▶ [Text section]
[START]

The radical character of the skeptical attack on religion in Cicero's book is indicated by the fact that Hume followed the style and substance of Cicero's book in his own Dialogues Concerning Natural Religion, which was published after Hume's death because of his fear of persecution. Hume's skepticism about natural theology and the intelligent design argument was continued by Darwin in defending his theory of natural evolution against the theory of special creation.

In the passage above, Aquinas is referring to a defense of Stoic intelligent-design cosmology in Cicero's book coming from Balbus (2.15-17, 87, 95). Remarkably, Aquinas is silent about the vigorous refutation of Balbus's reasoning coming from Cotta, a Roman priest who is also an Academic skeptic. Moreover, Aquinas never responds to Cotta's criticisms of the sort of intelligent-design reasoning that Aquinas himself adopts.

Aquinas restates Balbus's claim that the only alternative to explaining the world as intelligently designed by God is to say that everything happens by chance. But Cotta insists that there's another possibility--that we can explain nature's order as a product of nature itself in which things emerge by the spontaneous order of natural processes without any need to assume a divinely intelligent mind at work. "But not all things, Balbus, that have fixed and regular courses are to be accredited to a god rather than to nature" (3.24).

Furthermore, Cotta indicates, Balbus's intelligent-design reasoning assumes a ridiculous anthropomorphic analogy by which we assume that the whole world is an artifact that implies the existence of a divine artist. Aquinas refers to Balbus's house analogy, which Cotta ridicules:

He says, "If we saw a beautiful house, we should infer that it was built for its masters, and not for mice; so therefore we must regard the world to be the house of the gods." Assuredly, I should so regard it, if I thought it had been built like a house, and not constructed by nature, as I shall show that it was.

Cotta challenges Balbus to prove that we must explain the world as analogous to a human artifact. Like Balbus, Aquinas assumes the plausibility of this analogy without proof. When Aquinas sets out his proofs for the existence of God, one of the objections he considers is: "For all natural things can be reduced to one principle, which is nature; and all voluntary things can be reduced to one principle, which is human reason or will. Therefore, there is no need to suppose God's existence." Aquinas replies: "Since nature works for a determinate end under the direction of a higher agent, whatever is done by nature must needs be traced back to God, as to its first cause" (I, q. 2, a. 3, ad 2). Thus, Aquinas assumes that our natural experience with human agency can be anthropomorphically projected onto the world as the work of a "higher agent." 

Aquinas makes it clear that natural theology depends on the plausibility of this anthropomorphic analogy of intentional artifice: "In all things moved by reason, the order of reason that moves them is evident, although the things themselves are without reason.  For an arrow through the movement of the archer goes straight towards the target, as though it were endowed with reason to direct its course.  The same may be seen in the movements of clocks and all engines put together by the art of man.  Now as artificial things are in comparison to human art, so are all natural things in comparison to the divine art" (ST, I-II, q. 13, a. 2, ad 3).

[END]

▶ [Provided data]
[START]

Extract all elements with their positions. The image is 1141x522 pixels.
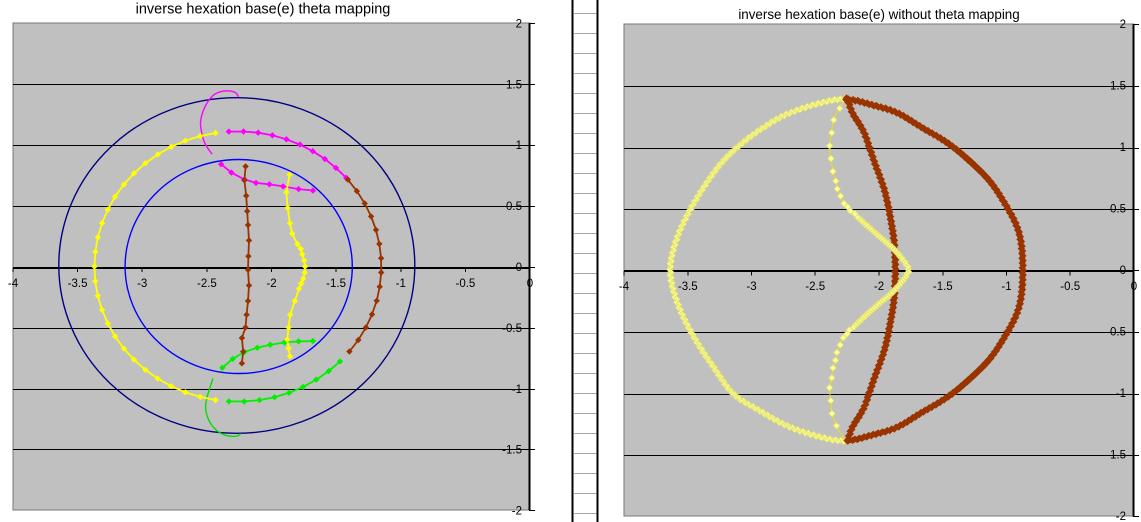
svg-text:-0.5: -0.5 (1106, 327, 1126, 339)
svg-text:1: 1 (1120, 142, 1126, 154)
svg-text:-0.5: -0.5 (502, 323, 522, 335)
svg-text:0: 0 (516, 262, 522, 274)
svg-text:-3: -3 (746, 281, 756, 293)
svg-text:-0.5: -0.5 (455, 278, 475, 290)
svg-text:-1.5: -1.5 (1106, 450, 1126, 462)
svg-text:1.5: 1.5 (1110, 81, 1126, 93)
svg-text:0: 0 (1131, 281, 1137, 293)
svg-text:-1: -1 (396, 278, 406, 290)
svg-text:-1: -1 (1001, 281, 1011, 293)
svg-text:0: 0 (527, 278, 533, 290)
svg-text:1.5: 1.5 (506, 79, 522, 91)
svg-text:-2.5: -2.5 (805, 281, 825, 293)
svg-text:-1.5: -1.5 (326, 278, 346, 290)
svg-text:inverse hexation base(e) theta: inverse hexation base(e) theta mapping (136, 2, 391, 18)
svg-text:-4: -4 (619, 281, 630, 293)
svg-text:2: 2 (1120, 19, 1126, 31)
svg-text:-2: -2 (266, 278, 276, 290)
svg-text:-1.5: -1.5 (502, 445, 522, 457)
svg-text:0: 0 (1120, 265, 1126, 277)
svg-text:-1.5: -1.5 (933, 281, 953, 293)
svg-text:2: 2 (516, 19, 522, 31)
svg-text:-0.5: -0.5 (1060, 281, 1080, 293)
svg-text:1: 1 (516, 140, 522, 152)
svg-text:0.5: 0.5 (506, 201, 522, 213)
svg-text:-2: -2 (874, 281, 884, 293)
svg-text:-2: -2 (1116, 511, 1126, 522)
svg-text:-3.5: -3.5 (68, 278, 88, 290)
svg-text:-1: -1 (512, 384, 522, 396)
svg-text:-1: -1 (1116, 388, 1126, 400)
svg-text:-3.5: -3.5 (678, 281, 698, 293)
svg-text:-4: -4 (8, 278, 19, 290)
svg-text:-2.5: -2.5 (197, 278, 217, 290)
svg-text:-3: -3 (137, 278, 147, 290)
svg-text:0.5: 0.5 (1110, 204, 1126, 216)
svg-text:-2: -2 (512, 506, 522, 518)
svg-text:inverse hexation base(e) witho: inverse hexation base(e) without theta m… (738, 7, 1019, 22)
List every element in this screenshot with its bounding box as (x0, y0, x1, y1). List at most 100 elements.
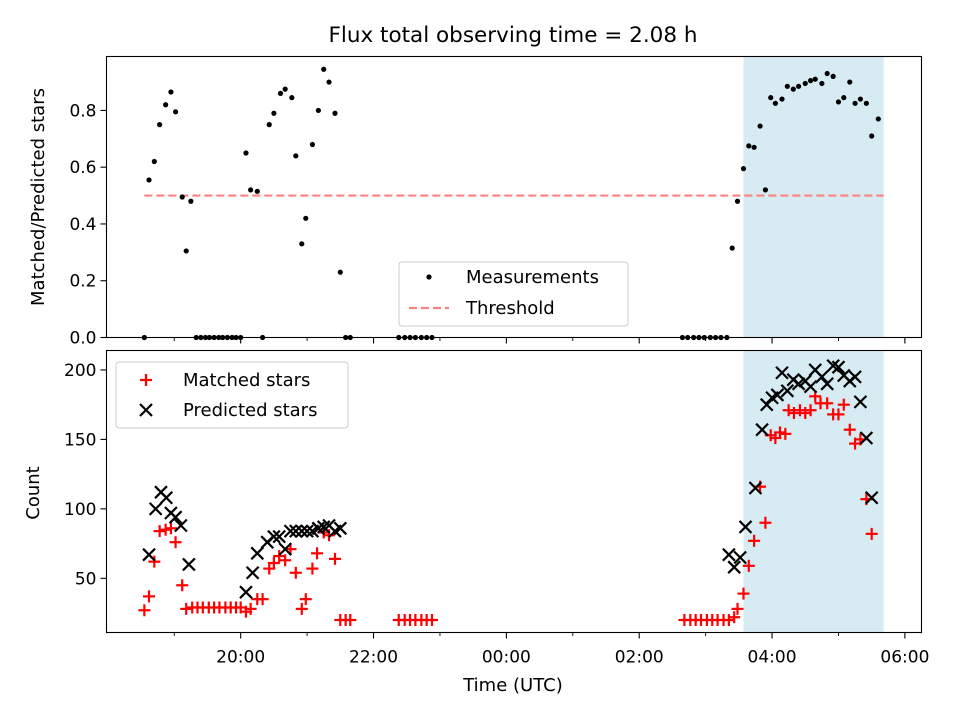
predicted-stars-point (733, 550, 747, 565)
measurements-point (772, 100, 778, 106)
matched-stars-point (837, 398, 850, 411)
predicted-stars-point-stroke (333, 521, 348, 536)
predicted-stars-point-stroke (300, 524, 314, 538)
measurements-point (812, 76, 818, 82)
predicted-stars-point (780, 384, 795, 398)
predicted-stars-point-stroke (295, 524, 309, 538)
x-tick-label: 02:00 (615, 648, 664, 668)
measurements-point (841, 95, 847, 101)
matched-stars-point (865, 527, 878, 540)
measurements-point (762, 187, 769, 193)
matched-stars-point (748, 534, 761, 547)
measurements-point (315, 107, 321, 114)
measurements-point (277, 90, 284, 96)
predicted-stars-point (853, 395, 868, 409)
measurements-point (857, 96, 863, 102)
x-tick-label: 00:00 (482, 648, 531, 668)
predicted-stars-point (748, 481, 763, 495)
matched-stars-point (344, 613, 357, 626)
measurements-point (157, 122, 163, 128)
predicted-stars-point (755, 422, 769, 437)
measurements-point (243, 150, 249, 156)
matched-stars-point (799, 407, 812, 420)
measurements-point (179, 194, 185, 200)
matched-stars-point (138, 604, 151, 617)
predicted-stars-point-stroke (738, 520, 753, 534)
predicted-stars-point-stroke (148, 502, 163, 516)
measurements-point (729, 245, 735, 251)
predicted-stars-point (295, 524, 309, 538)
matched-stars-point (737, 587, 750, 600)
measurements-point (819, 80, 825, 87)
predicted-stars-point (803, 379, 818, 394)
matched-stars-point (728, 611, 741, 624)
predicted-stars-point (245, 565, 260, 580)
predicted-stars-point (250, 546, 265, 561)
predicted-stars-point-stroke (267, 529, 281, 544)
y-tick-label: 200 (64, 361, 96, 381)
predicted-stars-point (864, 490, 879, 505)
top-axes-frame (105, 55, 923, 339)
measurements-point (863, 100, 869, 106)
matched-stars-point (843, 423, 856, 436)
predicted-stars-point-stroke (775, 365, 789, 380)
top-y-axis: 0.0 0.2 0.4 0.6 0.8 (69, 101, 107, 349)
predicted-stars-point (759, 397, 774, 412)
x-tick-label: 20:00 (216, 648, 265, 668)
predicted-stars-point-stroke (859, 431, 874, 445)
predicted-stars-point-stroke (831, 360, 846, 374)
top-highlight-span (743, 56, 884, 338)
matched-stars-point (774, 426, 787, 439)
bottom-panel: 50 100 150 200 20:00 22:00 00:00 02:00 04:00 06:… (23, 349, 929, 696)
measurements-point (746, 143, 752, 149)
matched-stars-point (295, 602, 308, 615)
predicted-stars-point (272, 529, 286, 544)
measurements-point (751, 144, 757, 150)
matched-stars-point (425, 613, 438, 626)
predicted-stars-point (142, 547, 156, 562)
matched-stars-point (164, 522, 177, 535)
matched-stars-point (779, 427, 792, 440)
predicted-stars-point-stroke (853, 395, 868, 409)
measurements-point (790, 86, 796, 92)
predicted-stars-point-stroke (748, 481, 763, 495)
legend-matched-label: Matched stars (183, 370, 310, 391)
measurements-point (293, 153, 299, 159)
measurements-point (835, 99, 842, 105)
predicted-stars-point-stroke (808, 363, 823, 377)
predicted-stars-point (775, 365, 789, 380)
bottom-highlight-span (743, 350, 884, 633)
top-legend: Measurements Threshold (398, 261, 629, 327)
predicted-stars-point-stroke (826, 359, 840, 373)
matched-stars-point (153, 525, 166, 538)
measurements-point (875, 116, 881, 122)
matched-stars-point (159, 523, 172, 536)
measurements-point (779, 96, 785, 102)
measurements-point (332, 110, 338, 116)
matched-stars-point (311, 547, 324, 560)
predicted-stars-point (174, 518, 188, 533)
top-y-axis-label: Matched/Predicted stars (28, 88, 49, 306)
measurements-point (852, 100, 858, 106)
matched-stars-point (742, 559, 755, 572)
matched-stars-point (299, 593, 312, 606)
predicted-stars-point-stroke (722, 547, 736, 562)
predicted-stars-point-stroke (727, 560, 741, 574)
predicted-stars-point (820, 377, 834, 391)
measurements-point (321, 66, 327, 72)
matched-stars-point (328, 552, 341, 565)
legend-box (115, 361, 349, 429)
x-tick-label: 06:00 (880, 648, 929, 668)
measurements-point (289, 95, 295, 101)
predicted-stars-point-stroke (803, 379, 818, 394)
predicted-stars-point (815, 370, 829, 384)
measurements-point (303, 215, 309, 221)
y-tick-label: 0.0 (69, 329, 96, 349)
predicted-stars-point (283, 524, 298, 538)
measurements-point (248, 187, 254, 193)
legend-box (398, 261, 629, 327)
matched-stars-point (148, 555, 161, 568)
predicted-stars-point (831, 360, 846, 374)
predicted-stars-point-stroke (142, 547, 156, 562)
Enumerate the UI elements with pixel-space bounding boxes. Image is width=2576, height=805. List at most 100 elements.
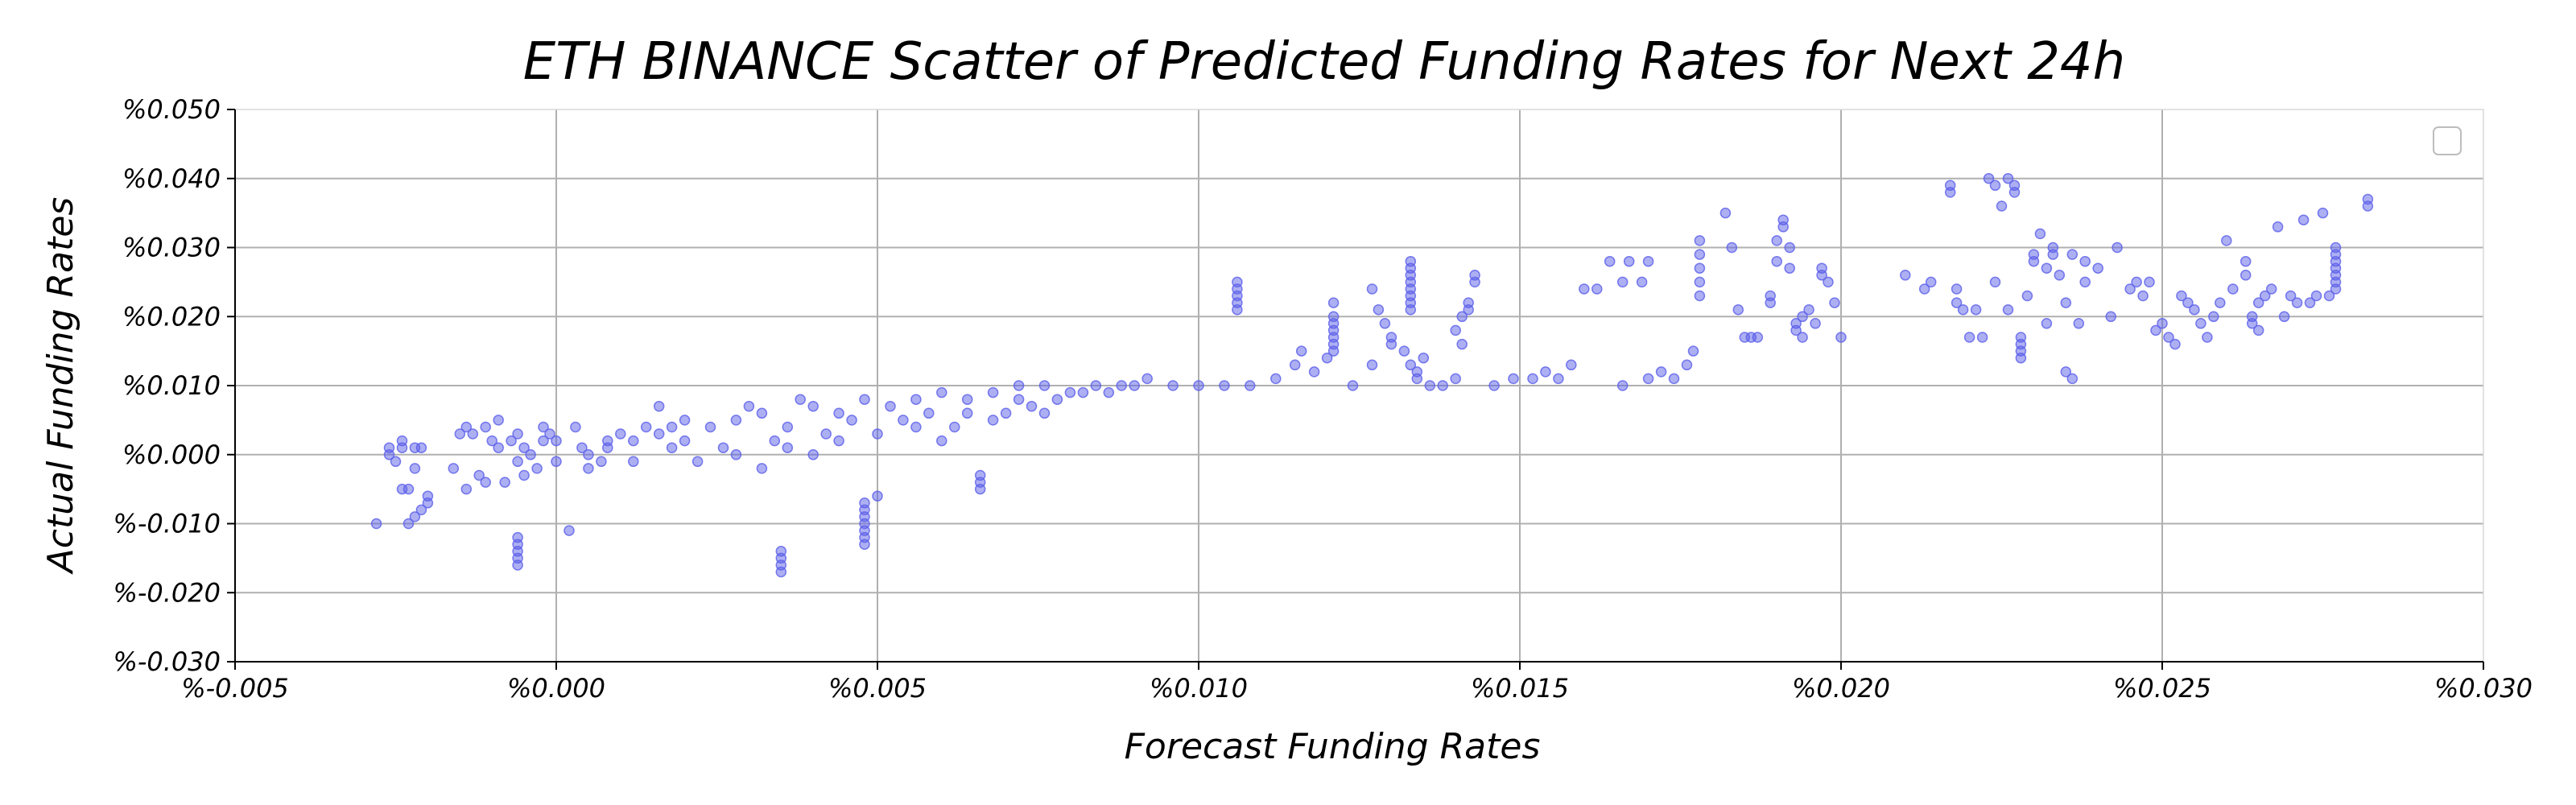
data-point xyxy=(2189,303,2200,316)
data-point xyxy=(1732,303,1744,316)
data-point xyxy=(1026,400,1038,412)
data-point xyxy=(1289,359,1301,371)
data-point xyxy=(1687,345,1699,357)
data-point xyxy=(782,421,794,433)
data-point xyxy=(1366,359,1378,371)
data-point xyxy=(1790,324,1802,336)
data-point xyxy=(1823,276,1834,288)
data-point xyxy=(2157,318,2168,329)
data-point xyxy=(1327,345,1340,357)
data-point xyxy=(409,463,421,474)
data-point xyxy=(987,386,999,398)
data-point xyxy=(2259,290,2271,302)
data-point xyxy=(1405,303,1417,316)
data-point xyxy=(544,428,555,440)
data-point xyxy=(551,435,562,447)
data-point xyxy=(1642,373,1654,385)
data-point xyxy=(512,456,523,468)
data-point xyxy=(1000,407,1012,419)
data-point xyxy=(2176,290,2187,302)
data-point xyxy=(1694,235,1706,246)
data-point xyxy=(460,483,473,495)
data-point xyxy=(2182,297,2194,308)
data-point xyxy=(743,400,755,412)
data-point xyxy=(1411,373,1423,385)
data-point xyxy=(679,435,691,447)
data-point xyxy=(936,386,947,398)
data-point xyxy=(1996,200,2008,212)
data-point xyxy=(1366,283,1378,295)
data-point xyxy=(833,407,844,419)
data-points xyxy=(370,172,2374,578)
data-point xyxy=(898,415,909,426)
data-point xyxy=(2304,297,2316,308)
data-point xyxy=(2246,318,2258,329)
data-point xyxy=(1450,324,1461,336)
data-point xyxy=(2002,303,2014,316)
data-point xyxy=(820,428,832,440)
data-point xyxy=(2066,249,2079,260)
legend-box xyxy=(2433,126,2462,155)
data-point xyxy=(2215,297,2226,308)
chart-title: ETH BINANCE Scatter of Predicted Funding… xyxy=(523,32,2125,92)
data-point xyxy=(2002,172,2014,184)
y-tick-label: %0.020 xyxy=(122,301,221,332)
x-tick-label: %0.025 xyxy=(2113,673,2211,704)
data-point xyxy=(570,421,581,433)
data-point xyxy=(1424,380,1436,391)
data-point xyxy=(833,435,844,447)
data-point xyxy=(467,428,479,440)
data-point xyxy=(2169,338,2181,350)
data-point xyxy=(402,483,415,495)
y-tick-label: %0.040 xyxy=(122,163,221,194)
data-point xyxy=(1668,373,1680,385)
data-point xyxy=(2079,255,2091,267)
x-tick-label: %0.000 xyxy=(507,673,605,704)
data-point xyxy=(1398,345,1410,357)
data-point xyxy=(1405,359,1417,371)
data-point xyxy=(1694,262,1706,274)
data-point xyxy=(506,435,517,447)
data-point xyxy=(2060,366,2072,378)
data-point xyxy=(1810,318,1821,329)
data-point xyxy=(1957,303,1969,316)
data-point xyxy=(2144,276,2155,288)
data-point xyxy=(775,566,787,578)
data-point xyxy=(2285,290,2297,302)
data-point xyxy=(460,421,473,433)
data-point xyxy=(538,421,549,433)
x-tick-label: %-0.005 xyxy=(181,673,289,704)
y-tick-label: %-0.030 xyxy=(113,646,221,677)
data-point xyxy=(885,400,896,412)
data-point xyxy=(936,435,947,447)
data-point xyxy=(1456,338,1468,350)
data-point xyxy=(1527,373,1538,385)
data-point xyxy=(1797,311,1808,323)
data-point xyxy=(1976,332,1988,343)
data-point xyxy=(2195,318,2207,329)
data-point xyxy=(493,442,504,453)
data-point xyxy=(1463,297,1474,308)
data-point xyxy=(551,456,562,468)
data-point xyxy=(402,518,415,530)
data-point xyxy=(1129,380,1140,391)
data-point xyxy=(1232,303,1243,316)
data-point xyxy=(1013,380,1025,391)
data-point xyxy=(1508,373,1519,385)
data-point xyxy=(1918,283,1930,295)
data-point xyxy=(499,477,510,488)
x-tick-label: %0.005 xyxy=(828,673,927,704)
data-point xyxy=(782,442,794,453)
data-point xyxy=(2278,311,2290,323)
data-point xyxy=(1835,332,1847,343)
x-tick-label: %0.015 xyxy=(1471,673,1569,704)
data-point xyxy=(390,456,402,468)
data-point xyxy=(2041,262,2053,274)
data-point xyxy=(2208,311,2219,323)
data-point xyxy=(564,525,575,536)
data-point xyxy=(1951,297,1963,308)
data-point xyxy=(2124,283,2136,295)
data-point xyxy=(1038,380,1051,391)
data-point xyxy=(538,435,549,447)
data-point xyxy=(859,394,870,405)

[END]

▶ [Exercise requirements] From the text about Aquinas and Cicero, reproduce the passage starting with "Furthermore, Cotta indicates, Balbus's" and going on through "that it was.". Rely only on the text about Aquinas and Cicero, not on the material.

▶ [Exercise result]
Furthermore, Cotta indicates, Balbus's intelligent-design reasoning assumes a ridiculous anthropomorphic analogy by which we assume that the whole world is an artifact that implies the existence of a divine artist. Aquinas refers to Balbus's house analogy, which Cotta ridicules:

He says, "If we saw a beautiful house, we should infer that it was built for its masters, and not for mice; so therefore we must regard the world to be the house of the gods." Assuredly, I should so regard it, if I thought it had been built like a house, and not constructed by nature, as I shall show that it was.